- EXERCISE -
Leaving out the pictures, please retype each record exactly.
##### EXTRACTED ENTRIES
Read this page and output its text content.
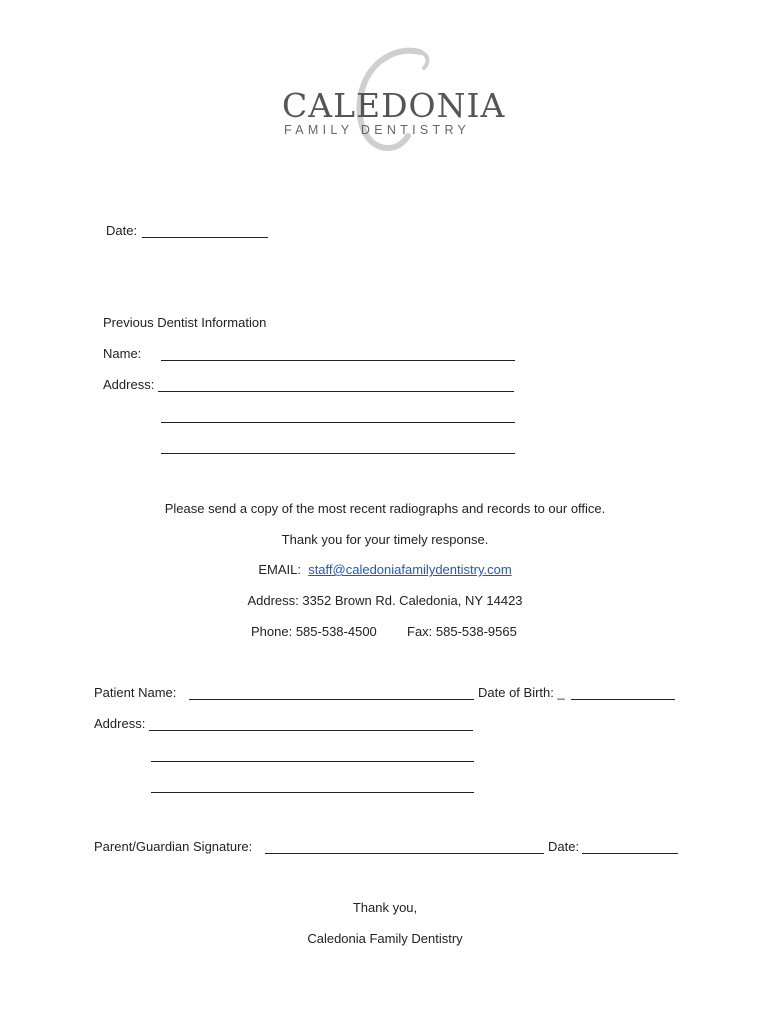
CALEDONIA
FAMILY DENTISTRY
Date:
Previous Dentist Information
Name:
Address:
Please send a copy of the most recent radiographs and records to our office.
Thank you for your timely response.
EMAIL: staff@caledoniafamilydentistry.com
Address: 3352 Brown Rd. Caledonia, NY 14423
Phone: 585-538-4500 Fax: 585-538-9565
Patient Name:	Date of Birth: _
Address:
Parent/Guardian Signature:	Date:
Thank you,
Caledonia Family Dentistry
##########
- TASK ANSWER -
Read this page and output its text content.
CALEDONIA
FAMILY DENTISTRY
Date:
Previous Dentist Information
Name:
Address:
Please send a copy of the most recent radiographs and records to our office.
Thank you for your timely response.
EMAIL: staff@caledoniafamilydentistry.com
Address: 3352 Brown Rd. Caledonia, NY 14423
Phone: 585-538-4500 Fax: 585-538-9565
Patient Name:	Date of Birth: _
Address:
Parent/Guardian Signature:	Date:
Thank you,
Caledonia Family Dentistry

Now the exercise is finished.